(YOUR TASK): From the entries below, please gather each line containing the string "rank".

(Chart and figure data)
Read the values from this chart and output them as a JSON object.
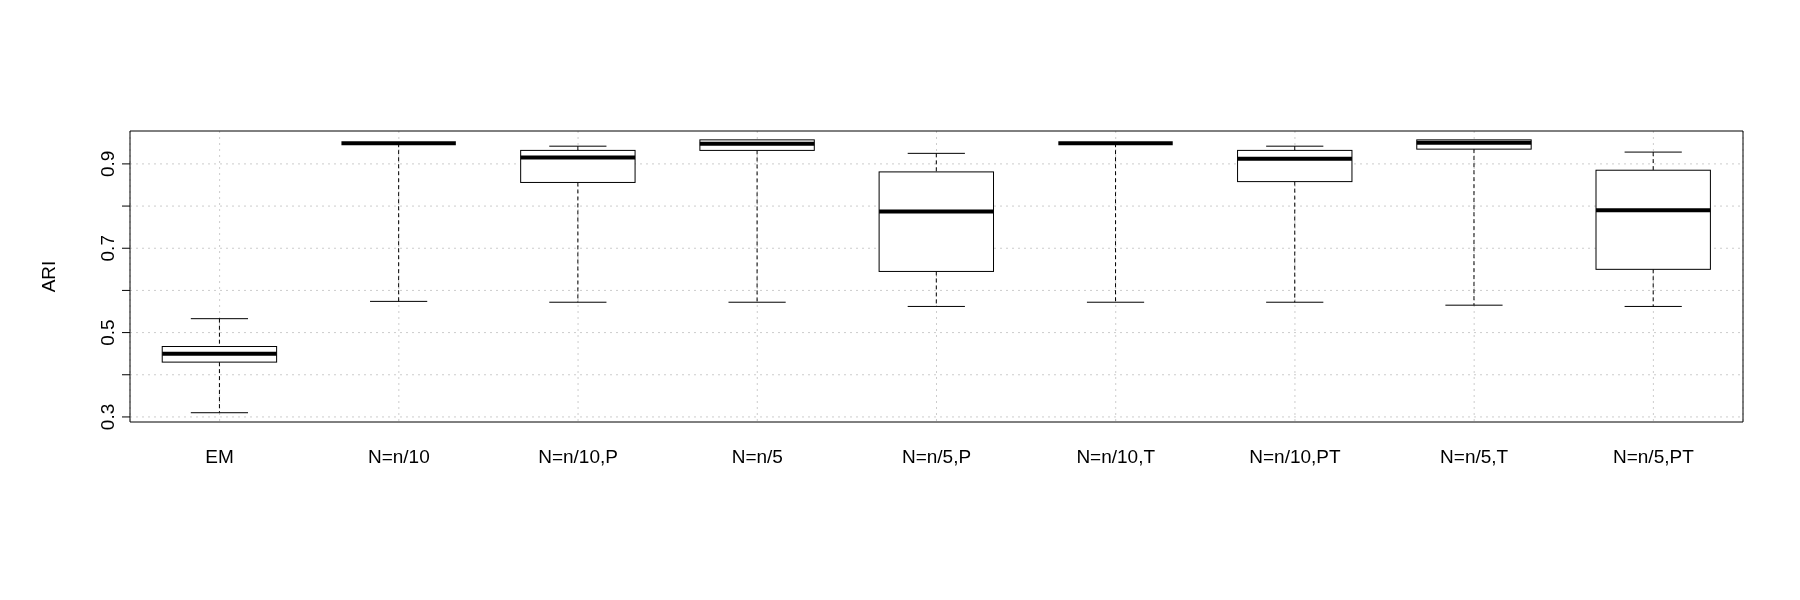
{
  "chart_data": {
    "type": "box",
    "ylabel": "ARI",
    "categories": [
      "EM",
      "N=n/10",
      "N=n/10,P",
      "N=n/5",
      "N=n/5,P",
      "N=n/10,T",
      "N=n/10,PT",
      "N=n/5,T",
      "N=n/5,PT"
    ],
    "boxes": [
      {
        "low": 0.31,
        "q1": 0.43,
        "median": 0.45,
        "q3": 0.467,
        "high": 0.533
      },
      {
        "low": 0.574,
        "q1": 0.949,
        "median": 0.949,
        "q3": 0.949,
        "high": 0.949
      },
      {
        "low": 0.572,
        "q1": 0.856,
        "median": 0.915,
        "q3": 0.932,
        "high": 0.942
      },
      {
        "low": 0.572,
        "q1": 0.932,
        "median": 0.948,
        "q3": 0.957,
        "high": 0.957
      },
      {
        "low": 0.562,
        "q1": 0.645,
        "median": 0.787,
        "q3": 0.881,
        "high": 0.925
      },
      {
        "low": 0.572,
        "q1": 0.949,
        "median": 0.949,
        "q3": 0.949,
        "high": 0.949
      },
      {
        "low": 0.572,
        "q1": 0.858,
        "median": 0.912,
        "q3": 0.932,
        "high": 0.942
      },
      {
        "low": 0.565,
        "q1": 0.935,
        "median": 0.95,
        "q3": 0.957,
        "high": 0.957
      },
      {
        "low": 0.562,
        "q1": 0.65,
        "median": 0.79,
        "q3": 0.885,
        "high": 0.928
      }
    ],
    "ylim": [
      0.288,
      0.978
    ],
    "yticks": [
      0.3,
      {
        "value": 0.4,
        "label": null
      },
      0.5,
      {
        "value": 0.6,
        "label": null
      },
      0.7,
      {
        "value": 0.8,
        "label": null
      },
      0.9
    ],
    "grid": true
  }
}
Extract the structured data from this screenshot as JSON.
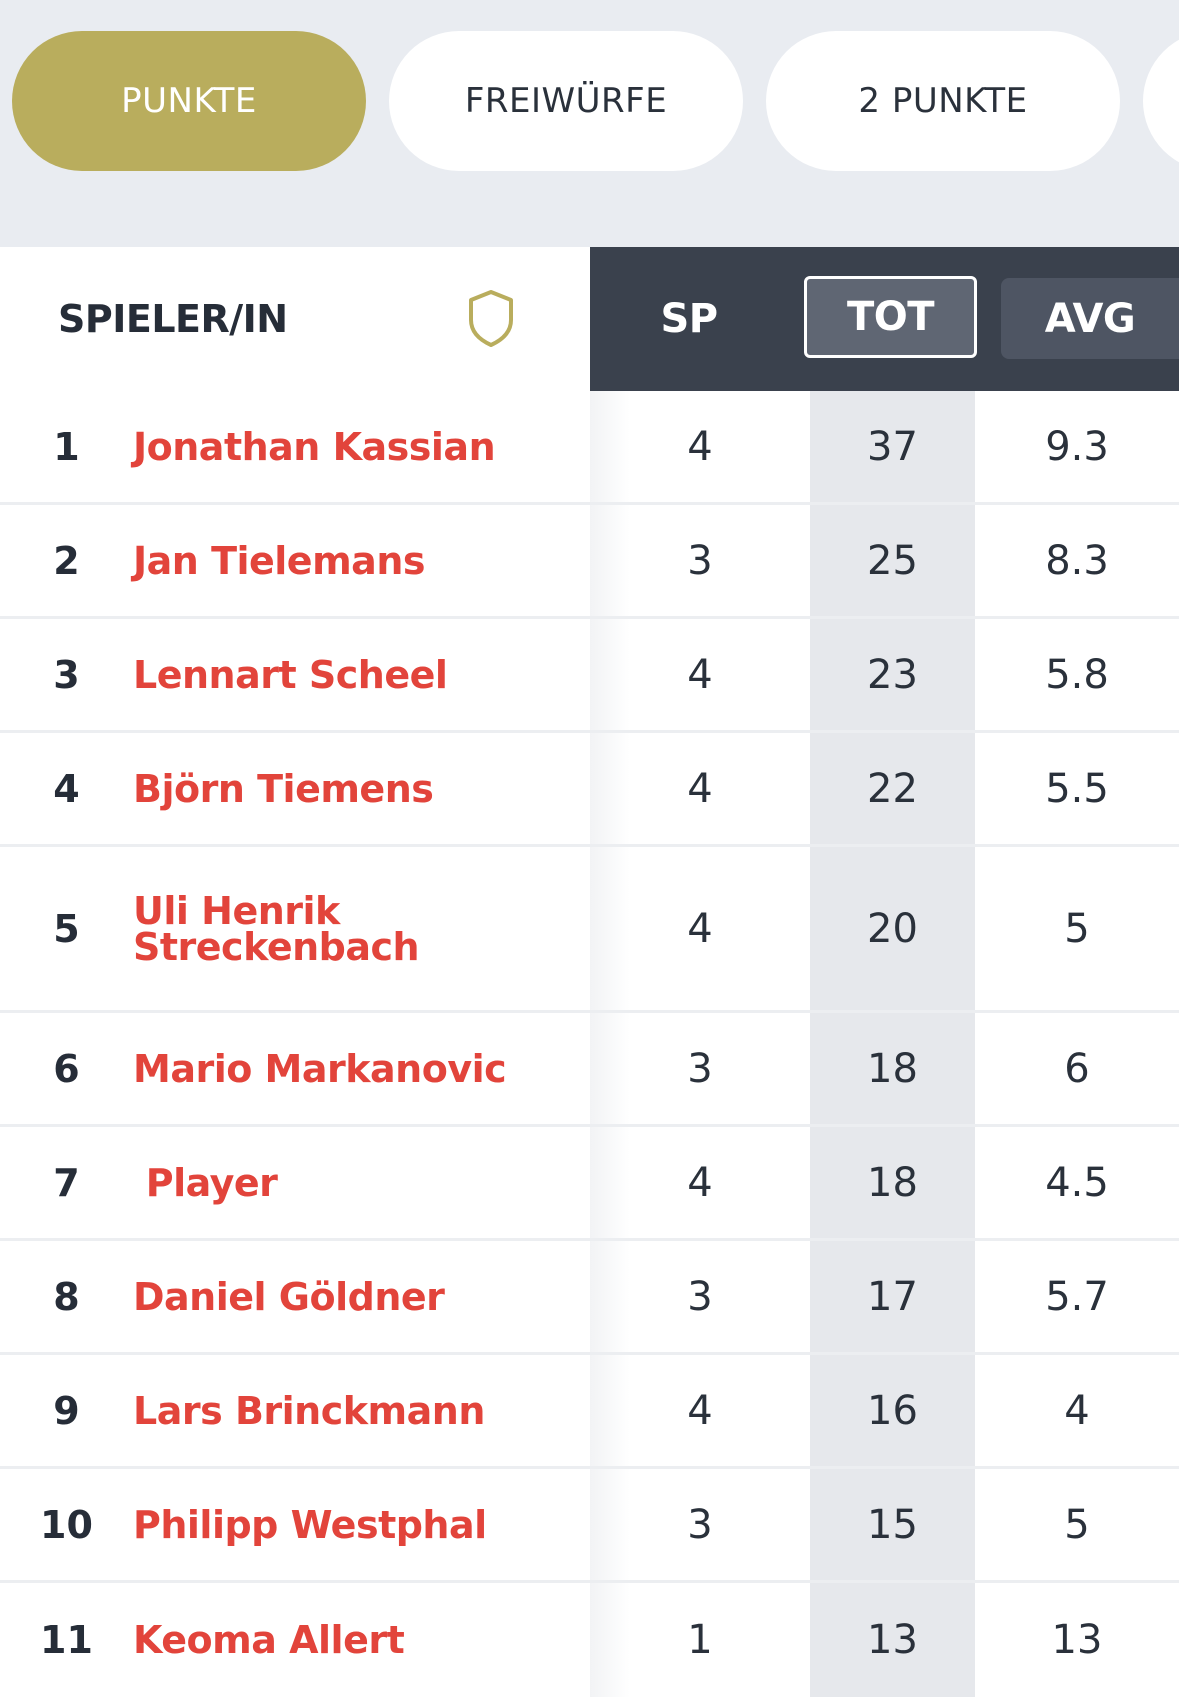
{
  "tabs": [
    {
      "label": "PUNKTE",
      "active": true
    },
    {
      "label": "FREIWÜRFE",
      "active": false
    },
    {
      "label": "2 PUNKTE",
      "active": false
    }
  ],
  "table": {
    "header": {
      "player": "SPIELER/IN",
      "sp": "SP",
      "tot": "TOT",
      "avg": "AVG"
    },
    "rows": [
      {
        "rank": "1",
        "name": "Jonathan Kassian",
        "sp": "4",
        "tot": "37",
        "avg": "9.3"
      },
      {
        "rank": "2",
        "name": "Jan Tielemans",
        "sp": "3",
        "tot": "25",
        "avg": "8.3"
      },
      {
        "rank": "3",
        "name": "Lennart Scheel",
        "sp": "4",
        "tot": "23",
        "avg": "5.8"
      },
      {
        "rank": "4",
        "name": "Björn Tiemens",
        "sp": "4",
        "tot": "22",
        "avg": "5.5"
      },
      {
        "rank": "5",
        "name": "Uli Henrik Streckenbach",
        "sp": "4",
        "tot": "20",
        "avg": "5"
      },
      {
        "rank": "6",
        "name": "Mario Markanovic",
        "sp": "3",
        "tot": "18",
        "avg": "6"
      },
      {
        "rank": "7",
        "name": " Player",
        "sp": "4",
        "tot": "18",
        "avg": "4.5"
      },
      {
        "rank": "8",
        "name": "Daniel Göldner",
        "sp": "3",
        "tot": "17",
        "avg": "5.7"
      },
      {
        "rank": "9",
        "name": "Lars Brinckmann",
        "sp": "4",
        "tot": "16",
        "avg": "4"
      },
      {
        "rank": "10",
        "name": "Philipp Westphal",
        "sp": "3",
        "tot": "15",
        "avg": "5"
      },
      {
        "rank": "11",
        "name": "Keoma Allert",
        "sp": "1",
        "tot": "13",
        "avg": "13"
      }
    ]
  },
  "icons": {
    "team_filter": "shield-icon"
  },
  "colors": {
    "accent": "#b9ad5d",
    "player_name": "#e2443b",
    "header_dark": "#3a414d"
  }
}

(PROBLEM SOLUTION):
        "rank": "1",
        "rank": "2",
        "rank": "3",
        "rank": "4",
        "rank": "5",
        "rank": "6",
        "rank": "7",
        "rank": "8",
        "rank": "9",
        "rank": "10",
        "rank": "11",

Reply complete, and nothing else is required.